***** Exercise material *****

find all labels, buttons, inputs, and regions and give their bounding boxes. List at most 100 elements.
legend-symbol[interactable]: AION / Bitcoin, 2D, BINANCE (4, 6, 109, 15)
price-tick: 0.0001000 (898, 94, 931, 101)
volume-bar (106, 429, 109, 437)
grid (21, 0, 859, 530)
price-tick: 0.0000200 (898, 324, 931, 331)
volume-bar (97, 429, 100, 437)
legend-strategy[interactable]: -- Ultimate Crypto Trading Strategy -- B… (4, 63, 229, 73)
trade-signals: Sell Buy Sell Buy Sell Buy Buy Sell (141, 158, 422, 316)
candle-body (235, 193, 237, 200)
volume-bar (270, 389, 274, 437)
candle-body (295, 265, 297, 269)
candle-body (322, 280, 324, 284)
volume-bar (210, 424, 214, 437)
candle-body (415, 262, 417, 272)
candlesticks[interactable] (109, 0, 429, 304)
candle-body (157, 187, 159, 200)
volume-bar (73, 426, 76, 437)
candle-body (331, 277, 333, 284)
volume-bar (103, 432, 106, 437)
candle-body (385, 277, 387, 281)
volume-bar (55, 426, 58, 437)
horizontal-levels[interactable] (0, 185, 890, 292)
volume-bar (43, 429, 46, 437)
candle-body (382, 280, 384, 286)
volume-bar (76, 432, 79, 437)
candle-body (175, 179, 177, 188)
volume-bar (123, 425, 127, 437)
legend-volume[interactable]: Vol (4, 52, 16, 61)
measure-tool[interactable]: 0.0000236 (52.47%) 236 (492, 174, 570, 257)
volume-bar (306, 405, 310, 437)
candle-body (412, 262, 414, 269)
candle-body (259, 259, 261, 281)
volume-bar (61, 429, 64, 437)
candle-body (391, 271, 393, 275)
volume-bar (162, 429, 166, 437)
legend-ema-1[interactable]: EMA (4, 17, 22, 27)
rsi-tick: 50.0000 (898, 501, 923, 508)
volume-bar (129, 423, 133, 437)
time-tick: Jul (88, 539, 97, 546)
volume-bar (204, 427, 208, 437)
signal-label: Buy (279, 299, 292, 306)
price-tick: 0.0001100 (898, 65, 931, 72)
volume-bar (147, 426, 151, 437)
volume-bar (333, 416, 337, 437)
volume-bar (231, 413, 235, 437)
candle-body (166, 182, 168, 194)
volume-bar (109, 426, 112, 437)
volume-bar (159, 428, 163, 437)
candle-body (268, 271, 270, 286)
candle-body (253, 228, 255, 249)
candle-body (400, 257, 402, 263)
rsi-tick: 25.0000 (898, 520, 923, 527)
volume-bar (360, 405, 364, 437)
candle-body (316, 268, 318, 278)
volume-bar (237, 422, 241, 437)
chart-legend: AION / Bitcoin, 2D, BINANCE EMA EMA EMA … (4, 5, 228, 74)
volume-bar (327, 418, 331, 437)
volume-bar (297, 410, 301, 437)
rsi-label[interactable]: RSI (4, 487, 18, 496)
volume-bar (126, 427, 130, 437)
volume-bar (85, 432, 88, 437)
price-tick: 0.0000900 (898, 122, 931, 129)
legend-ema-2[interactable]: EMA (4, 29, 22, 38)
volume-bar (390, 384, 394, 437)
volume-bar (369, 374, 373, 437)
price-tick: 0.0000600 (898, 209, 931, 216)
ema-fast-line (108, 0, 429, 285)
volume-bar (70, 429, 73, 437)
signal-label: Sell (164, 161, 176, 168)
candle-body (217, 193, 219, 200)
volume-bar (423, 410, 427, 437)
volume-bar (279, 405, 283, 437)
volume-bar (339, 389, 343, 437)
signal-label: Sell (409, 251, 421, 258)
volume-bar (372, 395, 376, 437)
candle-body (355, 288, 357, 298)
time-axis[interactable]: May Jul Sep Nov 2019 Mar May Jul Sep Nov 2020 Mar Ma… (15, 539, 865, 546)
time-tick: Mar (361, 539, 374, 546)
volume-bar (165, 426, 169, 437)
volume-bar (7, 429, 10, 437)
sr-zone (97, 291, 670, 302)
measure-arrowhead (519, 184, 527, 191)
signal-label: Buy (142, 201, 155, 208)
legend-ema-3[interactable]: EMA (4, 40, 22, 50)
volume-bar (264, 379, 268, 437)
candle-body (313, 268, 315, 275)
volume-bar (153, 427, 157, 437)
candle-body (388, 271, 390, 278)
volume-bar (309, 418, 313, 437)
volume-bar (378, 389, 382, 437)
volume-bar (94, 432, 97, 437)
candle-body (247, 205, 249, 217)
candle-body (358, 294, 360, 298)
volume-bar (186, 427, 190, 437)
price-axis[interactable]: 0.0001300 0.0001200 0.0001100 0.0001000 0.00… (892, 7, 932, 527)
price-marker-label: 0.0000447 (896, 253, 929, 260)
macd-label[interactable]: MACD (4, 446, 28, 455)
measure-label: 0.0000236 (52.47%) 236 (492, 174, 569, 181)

*****

• [Set task] Write out the stretch of the material from its start through the line that contains "time-tick: Jul (88, 539, 97, 546)", copying each line exactly.

• [The answer]
find all labels, buttons, inputs, and regions and give their bounding boxes. List at most 100 elements.
legend-symbol[interactable]: AION / Bitcoin, 2D, BINANCE (4, 6, 109, 15)
price-tick: 0.0001000 (898, 94, 931, 101)
volume-bar (106, 429, 109, 437)
grid (21, 0, 859, 530)
price-tick: 0.0000200 (898, 324, 931, 331)
volume-bar (97, 429, 100, 437)
legend-strategy[interactable]: -- Ultimate Crypto Trading Strategy -- B… (4, 63, 229, 73)
trade-signals: Sell Buy Sell Buy Sell Buy Buy Sell (141, 158, 422, 316)
candle-body (235, 193, 237, 200)
volume-bar (270, 389, 274, 437)
candle-body (295, 265, 297, 269)
candle-body (322, 280, 324, 284)
volume-bar (210, 424, 214, 437)
candle-body (415, 262, 417, 272)
candlesticks[interactable] (109, 0, 429, 304)
candle-body (157, 187, 159, 200)
volume-bar (73, 426, 76, 437)
candle-body (331, 277, 333, 284)
volume-bar (103, 432, 106, 437)
candle-body (385, 277, 387, 281)
volume-bar (55, 426, 58, 437)
horizontal-levels[interactable] (0, 185, 890, 292)
volume-bar (43, 429, 46, 437)
candle-body (382, 280, 384, 286)
volume-bar (76, 432, 79, 437)
candle-body (175, 179, 177, 188)
volume-bar (123, 425, 127, 437)
legend-volume[interactable]: Vol (4, 52, 16, 61)
measure-tool[interactable]: 0.0000236 (52.47%) 236 (492, 174, 570, 257)
volume-bar (306, 405, 310, 437)
candle-body (412, 262, 414, 269)
candle-body (259, 259, 261, 281)
volume-bar (61, 429, 64, 437)
candle-body (391, 271, 393, 275)
volume-bar (162, 429, 166, 437)
legend-ema-1[interactable]: EMA (4, 17, 22, 27)
rsi-tick: 50.0000 (898, 501, 923, 508)
volume-bar (129, 423, 133, 437)
time-tick: Jul (88, 539, 97, 546)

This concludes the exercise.